** To be done **
Below are records; transcribe only the line with "Type out the text in this image." and those after it, through the last line, without any change.

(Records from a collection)
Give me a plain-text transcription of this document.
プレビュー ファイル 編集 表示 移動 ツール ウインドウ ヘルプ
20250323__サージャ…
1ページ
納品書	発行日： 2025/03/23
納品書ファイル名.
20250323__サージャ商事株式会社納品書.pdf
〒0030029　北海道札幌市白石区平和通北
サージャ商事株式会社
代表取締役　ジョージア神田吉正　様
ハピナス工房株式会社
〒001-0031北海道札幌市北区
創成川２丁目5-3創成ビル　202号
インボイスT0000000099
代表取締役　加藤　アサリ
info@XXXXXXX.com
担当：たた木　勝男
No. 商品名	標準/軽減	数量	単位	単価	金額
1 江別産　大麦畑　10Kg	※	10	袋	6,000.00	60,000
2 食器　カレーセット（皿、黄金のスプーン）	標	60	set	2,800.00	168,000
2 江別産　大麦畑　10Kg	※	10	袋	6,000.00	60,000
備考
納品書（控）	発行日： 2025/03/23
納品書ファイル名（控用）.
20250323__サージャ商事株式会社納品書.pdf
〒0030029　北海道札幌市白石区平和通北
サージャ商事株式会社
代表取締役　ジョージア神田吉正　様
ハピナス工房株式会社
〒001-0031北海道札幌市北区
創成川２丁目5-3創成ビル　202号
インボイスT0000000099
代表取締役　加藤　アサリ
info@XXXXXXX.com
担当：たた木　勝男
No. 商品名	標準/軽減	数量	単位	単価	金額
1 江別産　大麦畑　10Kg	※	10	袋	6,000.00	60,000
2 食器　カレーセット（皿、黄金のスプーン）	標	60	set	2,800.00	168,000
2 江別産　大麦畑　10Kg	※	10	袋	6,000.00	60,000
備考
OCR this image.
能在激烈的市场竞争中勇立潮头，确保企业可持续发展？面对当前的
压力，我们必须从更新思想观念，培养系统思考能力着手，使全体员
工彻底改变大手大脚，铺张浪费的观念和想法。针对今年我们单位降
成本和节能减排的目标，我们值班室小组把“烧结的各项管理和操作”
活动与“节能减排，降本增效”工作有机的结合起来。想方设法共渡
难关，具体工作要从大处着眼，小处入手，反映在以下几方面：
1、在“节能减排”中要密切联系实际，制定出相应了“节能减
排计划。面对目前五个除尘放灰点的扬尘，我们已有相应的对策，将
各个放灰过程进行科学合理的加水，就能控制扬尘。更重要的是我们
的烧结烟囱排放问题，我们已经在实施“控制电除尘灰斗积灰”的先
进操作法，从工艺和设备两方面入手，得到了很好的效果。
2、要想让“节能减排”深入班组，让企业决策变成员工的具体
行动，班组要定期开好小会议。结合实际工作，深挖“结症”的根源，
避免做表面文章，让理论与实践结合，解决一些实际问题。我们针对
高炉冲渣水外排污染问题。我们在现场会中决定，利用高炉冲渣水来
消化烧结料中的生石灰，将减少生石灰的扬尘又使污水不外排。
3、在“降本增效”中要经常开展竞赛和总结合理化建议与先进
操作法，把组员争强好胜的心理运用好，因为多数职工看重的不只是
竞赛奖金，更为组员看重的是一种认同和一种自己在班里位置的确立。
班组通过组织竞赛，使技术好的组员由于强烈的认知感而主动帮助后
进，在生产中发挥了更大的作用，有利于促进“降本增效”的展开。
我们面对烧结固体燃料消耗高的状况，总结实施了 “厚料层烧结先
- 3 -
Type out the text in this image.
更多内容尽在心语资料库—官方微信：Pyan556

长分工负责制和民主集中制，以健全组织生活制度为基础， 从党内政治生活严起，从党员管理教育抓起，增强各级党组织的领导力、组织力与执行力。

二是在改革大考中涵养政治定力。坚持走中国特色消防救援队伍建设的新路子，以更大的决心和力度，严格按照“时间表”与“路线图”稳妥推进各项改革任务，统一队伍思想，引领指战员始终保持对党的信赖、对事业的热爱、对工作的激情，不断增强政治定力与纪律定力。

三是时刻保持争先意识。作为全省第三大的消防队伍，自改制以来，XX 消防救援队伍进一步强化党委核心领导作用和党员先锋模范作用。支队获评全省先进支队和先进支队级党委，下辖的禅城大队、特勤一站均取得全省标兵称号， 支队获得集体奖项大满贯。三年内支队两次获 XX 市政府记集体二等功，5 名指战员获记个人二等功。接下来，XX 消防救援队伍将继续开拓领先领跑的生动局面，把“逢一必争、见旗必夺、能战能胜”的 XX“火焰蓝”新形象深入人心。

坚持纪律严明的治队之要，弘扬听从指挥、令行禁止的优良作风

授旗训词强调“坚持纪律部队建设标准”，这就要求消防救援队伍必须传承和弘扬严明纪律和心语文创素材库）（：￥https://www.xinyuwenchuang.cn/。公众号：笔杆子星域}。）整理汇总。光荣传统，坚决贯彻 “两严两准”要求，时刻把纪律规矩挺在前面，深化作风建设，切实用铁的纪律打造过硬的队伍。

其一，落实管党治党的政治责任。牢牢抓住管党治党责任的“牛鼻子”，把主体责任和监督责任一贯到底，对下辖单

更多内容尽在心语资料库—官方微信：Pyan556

** Solved exercise **
Type out the text in this image.
更多内容尽在心语资料库—官方微信：Pyan556

长分工负责制和民主集中制，以健全组织生活制度为基础， 从党内政治生活严起，从党员管理教育抓起，增强各级党组织的领导力、组织力与执行力。

二是在改革大考中涵养政治定力。坚持走中国特色消防救援队伍建设的新路子，以更大的决心和力度，严格按照“时间表”与“路线图”稳妥推进各项改革任务，统一队伍思想，引领指战员始终保持对党的信赖、对事业的热爱、对工作的激情，不断增强政治定力与纪律定力。

三是时刻保持争先意识。作为全省第三大的消防队伍，自改制以来，XX 消防救援队伍进一步强化党委核心领导作用和党员先锋模范作用。支队获评全省先进支队和先进支队级党委，下辖的禅城大队、特勤一站均取得全省标兵称号， 支队获得集体奖项大满贯。三年内支队两次获 XX 市政府记集体二等功，5 名指战员获记个人二等功。接下来，XX 消防救援队伍将继续开拓领先领跑的生动局面，把“逢一必争、见旗必夺、能战能胜”的 XX“火焰蓝”新形象深入人心。

坚持纪律严明的治队之要，弘扬听从指挥、令行禁止的优良作风

授旗训词强调“坚持纪律部队建设标准”，这就要求消防救援队伍必须传承和弘扬严明纪律和心语文创素材库）（：￥https://www.xinyuwenchuang.cn/。公众号：笔杆子星域}。）整理汇总。光荣传统，坚决贯彻 “两严两准”要求，时刻把纪律规矩挺在前面，深化作风建设，切实用铁的纪律打造过硬的队伍。

其一，落实管党治党的政治责任。牢牢抓住管党治党责任的“牛鼻子”，把主体责任和监督责任一贯到底，对下辖单

更多内容尽在心语资料库—官方微信：Pyan556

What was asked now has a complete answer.